EXERCISE DIRECTIONS: Return every record verbatim.

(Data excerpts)
....

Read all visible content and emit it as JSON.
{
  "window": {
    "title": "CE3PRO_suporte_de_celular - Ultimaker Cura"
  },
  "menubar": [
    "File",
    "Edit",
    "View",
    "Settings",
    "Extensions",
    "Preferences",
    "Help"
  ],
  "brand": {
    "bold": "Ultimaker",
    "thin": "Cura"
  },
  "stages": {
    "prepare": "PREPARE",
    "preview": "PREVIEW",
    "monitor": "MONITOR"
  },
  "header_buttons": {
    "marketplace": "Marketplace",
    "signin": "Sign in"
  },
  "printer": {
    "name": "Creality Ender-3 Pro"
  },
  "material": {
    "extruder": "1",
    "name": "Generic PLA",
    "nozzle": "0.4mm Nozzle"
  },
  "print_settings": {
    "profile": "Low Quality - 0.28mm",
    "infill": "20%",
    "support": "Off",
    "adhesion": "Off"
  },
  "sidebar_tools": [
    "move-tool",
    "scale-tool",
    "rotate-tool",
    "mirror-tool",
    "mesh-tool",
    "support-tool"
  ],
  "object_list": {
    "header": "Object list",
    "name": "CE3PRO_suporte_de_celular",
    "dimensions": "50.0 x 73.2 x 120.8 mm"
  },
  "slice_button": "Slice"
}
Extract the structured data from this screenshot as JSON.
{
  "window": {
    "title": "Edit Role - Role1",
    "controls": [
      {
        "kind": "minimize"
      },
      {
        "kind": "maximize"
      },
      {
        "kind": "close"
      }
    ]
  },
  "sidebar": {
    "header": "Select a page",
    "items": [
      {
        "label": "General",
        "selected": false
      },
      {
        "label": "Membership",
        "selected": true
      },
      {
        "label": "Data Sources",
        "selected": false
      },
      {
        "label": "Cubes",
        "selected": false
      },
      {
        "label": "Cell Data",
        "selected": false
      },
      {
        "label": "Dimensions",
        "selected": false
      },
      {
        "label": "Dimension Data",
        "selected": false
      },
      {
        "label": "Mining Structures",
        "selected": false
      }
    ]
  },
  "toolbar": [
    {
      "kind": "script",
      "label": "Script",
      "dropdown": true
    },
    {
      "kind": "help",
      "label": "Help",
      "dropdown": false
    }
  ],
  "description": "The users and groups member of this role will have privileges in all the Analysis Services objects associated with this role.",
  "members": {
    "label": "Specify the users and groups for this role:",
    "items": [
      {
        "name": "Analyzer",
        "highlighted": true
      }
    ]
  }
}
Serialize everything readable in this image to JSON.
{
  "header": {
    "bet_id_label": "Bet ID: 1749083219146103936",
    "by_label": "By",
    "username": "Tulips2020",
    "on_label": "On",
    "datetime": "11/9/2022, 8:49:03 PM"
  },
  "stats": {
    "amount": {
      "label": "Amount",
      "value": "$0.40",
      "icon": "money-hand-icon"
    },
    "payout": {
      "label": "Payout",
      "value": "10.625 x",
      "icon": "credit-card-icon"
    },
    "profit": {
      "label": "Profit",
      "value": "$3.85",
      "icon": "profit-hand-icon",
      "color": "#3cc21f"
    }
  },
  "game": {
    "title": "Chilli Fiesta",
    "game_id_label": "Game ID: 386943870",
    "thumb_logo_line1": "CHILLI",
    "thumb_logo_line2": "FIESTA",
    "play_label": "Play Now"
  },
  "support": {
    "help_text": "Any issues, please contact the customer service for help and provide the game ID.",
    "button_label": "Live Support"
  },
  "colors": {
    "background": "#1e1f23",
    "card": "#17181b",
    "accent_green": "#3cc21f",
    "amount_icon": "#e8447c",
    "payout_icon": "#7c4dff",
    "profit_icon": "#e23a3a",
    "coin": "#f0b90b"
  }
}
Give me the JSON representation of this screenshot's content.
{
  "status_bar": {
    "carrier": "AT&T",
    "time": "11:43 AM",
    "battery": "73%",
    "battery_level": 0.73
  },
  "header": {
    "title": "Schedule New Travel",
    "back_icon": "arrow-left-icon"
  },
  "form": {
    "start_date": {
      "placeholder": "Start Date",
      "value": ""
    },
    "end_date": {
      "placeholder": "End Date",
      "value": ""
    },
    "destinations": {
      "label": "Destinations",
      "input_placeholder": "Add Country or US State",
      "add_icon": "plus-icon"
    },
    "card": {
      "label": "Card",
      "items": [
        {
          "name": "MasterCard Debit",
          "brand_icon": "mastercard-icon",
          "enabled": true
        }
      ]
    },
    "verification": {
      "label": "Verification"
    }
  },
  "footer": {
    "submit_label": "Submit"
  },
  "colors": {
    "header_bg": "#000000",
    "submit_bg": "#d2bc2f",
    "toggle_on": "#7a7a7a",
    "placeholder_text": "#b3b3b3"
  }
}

....

SOLUTION:
Read all visible content and emit it as JSON.
{
  "window": {
    "title": "CE3PRO_suporte_de_celular - Ultimaker Cura"
  },
  "menubar": [
    "File",
    "Edit",
    "View",
    "Settings",
    "Extensions",
    "Preferences",
    "Help"
  ],
  "brand": {
    "bold": "Ultimaker",
    "thin": "Cura"
  },
  "stages": {
    "prepare": "PREPARE",
    "preview": "PREVIEW",
    "monitor": "MONITOR"
  },
  "header_buttons": {
    "marketplace": "Marketplace",
    "signin": "Sign in"
  },
  "printer": {
    "name": "Creality Ender-3 Pro"
  },
  "material": {
    "extruder": "1",
    "name": "Generic PLA",
    "nozzle": "0.4mm Nozzle"
  },
  "print_settings": {
    "profile": "Low Quality - 0.28mm",
    "infill": "20%",
    "support": "Off",
    "adhesion": "Off"
  },
  "sidebar_tools": [
    "move-tool",
    "scale-tool",
    "rotate-tool",
    "mirror-tool",
    "mesh-tool",
    "support-tool"
  ],
  "object_list": {
    "header": "Object list",
    "name": "CE3PRO_suporte_de_celular",
    "dimensions": "50.0 x 73.2 x 120.8 mm"
  },
  "slice_button": "Slice"
}
Extract the structured data from this screenshot as JSON.
{
  "window": {
    "title": "Edit Role - Role1",
    "controls": [
      {
        "kind": "minimize"
      },
      {
        "kind": "maximize"
      },
      {
        "kind": "close"
      }
    ]
  },
  "sidebar": {
    "header": "Select a page",
    "items": [
      {
        "label": "General",
        "selected": false
      },
      {
        "label": "Membership",
        "selected": true
      },
      {
        "label": "Data Sources",
        "selected": false
      },
      {
        "label": "Cubes",
        "selected": false
      },
      {
        "label": "Cell Data",
        "selected": false
      },
      {
        "label": "Dimensions",
        "selected": false
      },
      {
        "label": "Dimension Data",
        "selected": false
      },
      {
        "label": "Mining Structures",
        "selected": false
      }
    ]
  },
  "toolbar": [
    {
      "kind": "script",
      "label": "Script",
      "dropdown": true
    },
    {
      "kind": "help",
      "label": "Help",
      "dropdown": false
    }
  ],
  "description": "The users and groups member of this role will have privileges in all the Analysis Services objects associated with this role.",
  "members": {
    "label": "Specify the users and groups for this role:",
    "items": [
      {
        "name": "Analyzer",
        "highlighted": true
      }
    ]
  }
}
Serialize everything readable in this image to JSON.
{
  "header": {
    "bet_id_label": "Bet ID: 1749083219146103936",
    "by_label": "By",
    "username": "Tulips2020",
    "on_label": "On",
    "datetime": "11/9/2022, 8:49:03 PM"
  },
  "stats": {
    "amount": {
      "label": "Amount",
      "value": "$0.40",
      "icon": "money-hand-icon"
    },
    "payout": {
      "label": "Payout",
      "value": "10.625 x",
      "icon": "credit-card-icon"
    },
    "profit": {
      "label": "Profit",
      "value": "$3.85",
      "icon": "profit-hand-icon",
      "color": "#3cc21f"
    }
  },
  "game": {
    "title": "Chilli Fiesta",
    "game_id_label": "Game ID: 386943870",
    "thumb_logo_line1": "CHILLI",
    "thumb_logo_line2": "FIESTA",
    "play_label": "Play Now"
  },
  "support": {
    "help_text": "Any issues, please contact the customer service for help and provide the game ID.",
    "button_label": "Live Support"
  },
  "colors": {
    "background": "#1e1f23",
    "card": "#17181b",
    "accent_green": "#3cc21f",
    "amount_icon": "#e8447c",
    "payout_icon": "#7c4dff",
    "profit_icon": "#e23a3a",
    "coin": "#f0b90b"
  }
}
Give me the JSON representation of this screenshot's content.
{
  "status_bar": {
    "carrier": "AT&T",
    "time": "11:43 AM",
    "battery": "73%",
    "battery_level": 0.73
  },
  "header": {
    "title": "Schedule New Travel",
    "back_icon": "arrow-left-icon"
  },
  "form": {
    "start_date": {
      "placeholder": "Start Date",
      "value": ""
    },
    "end_date": {
      "placeholder": "End Date",
      "value": ""
    },
    "destinations": {
      "label": "Destinations",
      "input_placeholder": "Add Country or US State",
      "add_icon": "plus-icon"
    },
    "card": {
      "label": "Card",
      "items": [
        {
          "name": "MasterCard Debit",
          "brand_icon": "mastercard-icon",
          "enabled": true
        }
      ]
    },
    "verification": {
      "label": "Verification"
    }
  },
  "footer": {
    "submit_label": "Submit"
  },
  "colors": {
    "header_bg": "#000000",
    "submit_bg": "#d2bc2f",
    "toggle_on": "#7a7a7a",
    "placeholder_text": "#b3b3b3"
  }
}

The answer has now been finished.